> DATA FOR PROCESSING:

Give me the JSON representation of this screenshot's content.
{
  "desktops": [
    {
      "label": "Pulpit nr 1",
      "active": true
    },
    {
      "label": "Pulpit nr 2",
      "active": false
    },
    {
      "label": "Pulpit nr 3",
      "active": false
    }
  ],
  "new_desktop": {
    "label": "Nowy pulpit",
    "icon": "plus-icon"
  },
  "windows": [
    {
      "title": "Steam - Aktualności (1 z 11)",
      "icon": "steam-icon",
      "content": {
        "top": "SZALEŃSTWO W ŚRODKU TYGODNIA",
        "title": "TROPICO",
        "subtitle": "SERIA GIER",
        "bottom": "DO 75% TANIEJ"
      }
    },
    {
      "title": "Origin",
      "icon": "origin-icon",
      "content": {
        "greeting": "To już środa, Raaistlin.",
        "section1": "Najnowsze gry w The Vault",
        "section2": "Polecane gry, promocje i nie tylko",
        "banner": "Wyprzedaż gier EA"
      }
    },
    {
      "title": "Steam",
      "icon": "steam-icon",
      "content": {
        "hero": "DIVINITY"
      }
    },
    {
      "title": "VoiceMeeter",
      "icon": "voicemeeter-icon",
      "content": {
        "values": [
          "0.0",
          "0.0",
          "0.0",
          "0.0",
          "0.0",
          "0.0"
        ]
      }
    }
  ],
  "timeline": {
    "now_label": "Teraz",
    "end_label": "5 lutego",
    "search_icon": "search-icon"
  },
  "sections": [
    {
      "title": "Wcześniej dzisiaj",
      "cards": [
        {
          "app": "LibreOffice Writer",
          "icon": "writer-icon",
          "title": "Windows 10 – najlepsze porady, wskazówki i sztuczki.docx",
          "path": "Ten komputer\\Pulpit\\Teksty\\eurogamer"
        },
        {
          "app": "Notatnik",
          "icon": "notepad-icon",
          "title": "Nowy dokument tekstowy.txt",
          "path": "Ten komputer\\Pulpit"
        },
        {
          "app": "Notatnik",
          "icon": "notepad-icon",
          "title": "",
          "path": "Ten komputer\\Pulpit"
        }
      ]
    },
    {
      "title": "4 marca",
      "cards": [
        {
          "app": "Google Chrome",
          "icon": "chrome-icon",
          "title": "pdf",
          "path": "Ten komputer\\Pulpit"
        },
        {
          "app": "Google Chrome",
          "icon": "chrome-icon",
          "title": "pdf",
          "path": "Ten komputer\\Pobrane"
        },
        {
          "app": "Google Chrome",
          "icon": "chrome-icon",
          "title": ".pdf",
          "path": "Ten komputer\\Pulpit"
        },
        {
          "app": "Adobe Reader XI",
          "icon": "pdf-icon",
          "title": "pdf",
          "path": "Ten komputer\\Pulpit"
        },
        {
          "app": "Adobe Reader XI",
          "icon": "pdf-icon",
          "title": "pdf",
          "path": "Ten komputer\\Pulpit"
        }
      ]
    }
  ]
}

> BRIEF:
Print the listing above in full, exactly as it is.

> OUTPUT FOR THIS EXERCISE:
Give me the JSON representation of this screenshot's content.
{
  "desktops": [
    {
      "label": "Pulpit nr 1",
      "active": true
    },
    {
      "label": "Pulpit nr 2",
      "active": false
    },
    {
      "label": "Pulpit nr 3",
      "active": false
    }
  ],
  "new_desktop": {
    "label": "Nowy pulpit",
    "icon": "plus-icon"
  },
  "windows": [
    {
      "title": "Steam - Aktualności (1 z 11)",
      "icon": "steam-icon",
      "content": {
        "top": "SZALEŃSTWO W ŚRODKU TYGODNIA",
        "title": "TROPICO",
        "subtitle": "SERIA GIER",
        "bottom": "DO 75% TANIEJ"
      }
    },
    {
      "title": "Origin",
      "icon": "origin-icon",
      "content": {
        "greeting": "To już środa, Raaistlin.",
        "section1": "Najnowsze gry w The Vault",
        "section2": "Polecane gry, promocje i nie tylko",
        "banner": "Wyprzedaż gier EA"
      }
    },
    {
      "title": "Steam",
      "icon": "steam-icon",
      "content": {
        "hero": "DIVINITY"
      }
    },
    {
      "title": "VoiceMeeter",
      "icon": "voicemeeter-icon",
      "content": {
        "values": [
          "0.0",
          "0.0",
          "0.0",
          "0.0",
          "0.0",
          "0.0"
        ]
      }
    }
  ],
  "timeline": {
    "now_label": "Teraz",
    "end_label": "5 lutego",
    "search_icon": "search-icon"
  },
  "sections": [
    {
      "title": "Wcześniej dzisiaj",
      "cards": [
        {
          "app": "LibreOffice Writer",
          "icon": "writer-icon",
          "title": "Windows 10 – najlepsze porady, wskazówki i sztuczki.docx",
          "path": "Ten komputer\\Pulpit\\Teksty\\eurogamer"
        },
        {
          "app": "Notatnik",
          "icon": "notepad-icon",
          "title": "Nowy dokument tekstowy.txt",
          "path": "Ten komputer\\Pulpit"
        },
        {
          "app": "Notatnik",
          "icon": "notepad-icon",
          "title": "",
          "path": "Ten komputer\\Pulpit"
        }
      ]
    },
    {
      "title": "4 marca",
      "cards": [
        {
          "app": "Google Chrome",
          "icon": "chrome-icon",
          "title": "pdf",
          "path": "Ten komputer\\Pulpit"
        },
        {
          "app": "Google Chrome",
          "icon": "chrome-icon",
          "title": "pdf",
          "path": "Ten komputer\\Pobrane"
        },
        {
          "app": "Google Chrome",
          "icon": "chrome-icon",
          "title": ".pdf",
          "path": "Ten komputer\\Pulpit"
        },
        {
          "app": "Adobe Reader XI",
          "icon": "pdf-icon",
          "title": "pdf",
          "path": "Ten komputer\\Pulpit"
        },
        {
          "app": "Adobe Reader XI",
          "icon": "pdf-icon",
          "title": "pdf",
          "path": "Ten komputer\\Pulpit"
        }
      ]
    }
  ]
}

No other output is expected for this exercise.